■ Objective
Your task is to retype each line of the data below exactly.

══════

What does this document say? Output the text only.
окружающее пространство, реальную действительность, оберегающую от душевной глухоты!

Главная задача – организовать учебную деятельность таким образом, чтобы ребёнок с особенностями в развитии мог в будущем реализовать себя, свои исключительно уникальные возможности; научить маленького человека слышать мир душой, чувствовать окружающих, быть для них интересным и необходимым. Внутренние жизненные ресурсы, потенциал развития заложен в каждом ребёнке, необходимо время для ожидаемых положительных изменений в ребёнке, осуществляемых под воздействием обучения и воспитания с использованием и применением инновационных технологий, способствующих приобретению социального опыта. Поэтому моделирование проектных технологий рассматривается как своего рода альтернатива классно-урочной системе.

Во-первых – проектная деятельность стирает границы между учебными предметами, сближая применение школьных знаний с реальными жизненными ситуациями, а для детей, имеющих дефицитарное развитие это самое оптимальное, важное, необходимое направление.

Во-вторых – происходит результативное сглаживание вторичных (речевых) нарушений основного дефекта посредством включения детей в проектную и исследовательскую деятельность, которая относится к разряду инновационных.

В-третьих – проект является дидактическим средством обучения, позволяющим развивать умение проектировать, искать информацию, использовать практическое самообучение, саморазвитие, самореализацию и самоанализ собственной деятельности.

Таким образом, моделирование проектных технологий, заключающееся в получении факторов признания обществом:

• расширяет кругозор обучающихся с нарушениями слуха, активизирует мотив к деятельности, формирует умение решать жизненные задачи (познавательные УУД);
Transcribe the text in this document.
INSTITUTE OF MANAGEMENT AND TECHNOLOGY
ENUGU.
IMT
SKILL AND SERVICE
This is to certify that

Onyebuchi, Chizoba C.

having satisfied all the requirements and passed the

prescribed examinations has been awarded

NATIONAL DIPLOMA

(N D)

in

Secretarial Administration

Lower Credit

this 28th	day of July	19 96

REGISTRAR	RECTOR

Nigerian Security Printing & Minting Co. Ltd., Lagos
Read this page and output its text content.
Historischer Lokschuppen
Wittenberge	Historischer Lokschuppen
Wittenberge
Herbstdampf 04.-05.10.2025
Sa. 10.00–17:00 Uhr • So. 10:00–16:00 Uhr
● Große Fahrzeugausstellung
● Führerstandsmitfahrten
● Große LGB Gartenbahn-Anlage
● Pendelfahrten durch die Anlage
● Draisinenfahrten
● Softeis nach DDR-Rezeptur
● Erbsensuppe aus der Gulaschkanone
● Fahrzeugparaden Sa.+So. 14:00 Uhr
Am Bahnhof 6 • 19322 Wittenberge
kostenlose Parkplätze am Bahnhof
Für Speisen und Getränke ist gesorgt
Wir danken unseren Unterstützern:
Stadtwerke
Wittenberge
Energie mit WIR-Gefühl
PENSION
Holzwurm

══════

■ Result
What does this document say? Output the text only.
окружающее пространство, реальную действительность, оберегающую от душевной глухоты!

Главная задача – организовать учебную деятельность таким образом, чтобы ребёнок с особенностями в развитии мог в будущем реализовать себя, свои исключительно уникальные возможности; научить маленького человека слышать мир душой, чувствовать окружающих, быть для них интересным и необходимым. Внутренние жизненные ресурсы, потенциал развития заложен в каждом ребёнке, необходимо время для ожидаемых положительных изменений в ребёнке, осуществляемых под воздействием обучения и воспитания с использованием и применением инновационных технологий, способствующих приобретению социального опыта. Поэтому моделирование проектных технологий рассматривается как своего рода альтернатива классно-урочной системе.

Во-первых – проектная деятельность стирает границы между учебными предметами, сближая применение школьных знаний с реальными жизненными ситуациями, а для детей, имеющих дефицитарное развитие это самое оптимальное, важное, необходимое направление.

Во-вторых – происходит результативное сглаживание вторичных (речевых) нарушений основного дефекта посредством включения детей в проектную и исследовательскую деятельность, которая относится к разряду инновационных.

В-третьих – проект является дидактическим средством обучения, позволяющим развивать умение проектировать, искать информацию, использовать практическое самообучение, саморазвитие, самореализацию и самоанализ собственной деятельности.

Таким образом, моделирование проектных технологий, заключающееся в получении факторов признания обществом:

• расширяет кругозор обучающихся с нарушениями слуха, активизирует мотив к деятельности, формирует умение решать жизненные задачи (познавательные УУД);
Transcribe the text in this document.
INSTITUTE OF MANAGEMENT AND TECHNOLOGY
ENUGU.
IMT
SKILL AND SERVICE
This is to certify that

Onyebuchi, Chizoba C.

having satisfied all the requirements and passed the

prescribed examinations has been awarded

NATIONAL DIPLOMA

(N D)

in

Secretarial Administration

Lower Credit

this 28th	day of July	19 96

REGISTRAR	RECTOR

Nigerian Security Printing & Minting Co. Ltd., Lagos
Read this page and output its text content.
Historischer Lokschuppen
Wittenberge	Historischer Lokschuppen
Wittenberge
Herbstdampf 04.-05.10.2025
Sa. 10.00–17:00 Uhr • So. 10:00–16:00 Uhr
● Große Fahrzeugausstellung
● Führerstandsmitfahrten
● Große LGB Gartenbahn-Anlage
● Pendelfahrten durch die Anlage
● Draisinenfahrten
● Softeis nach DDR-Rezeptur
● Erbsensuppe aus der Gulaschkanone
● Fahrzeugparaden Sa.+So. 14:00 Uhr
Am Bahnhof 6 • 19322 Wittenberge
kostenlose Parkplätze am Bahnhof
Für Speisen und Getränke ist gesorgt
Wir danken unseren Unterstützern:
Stadtwerke
Wittenberge
Energie mit WIR-Gefühl
PENSION
Holzwurm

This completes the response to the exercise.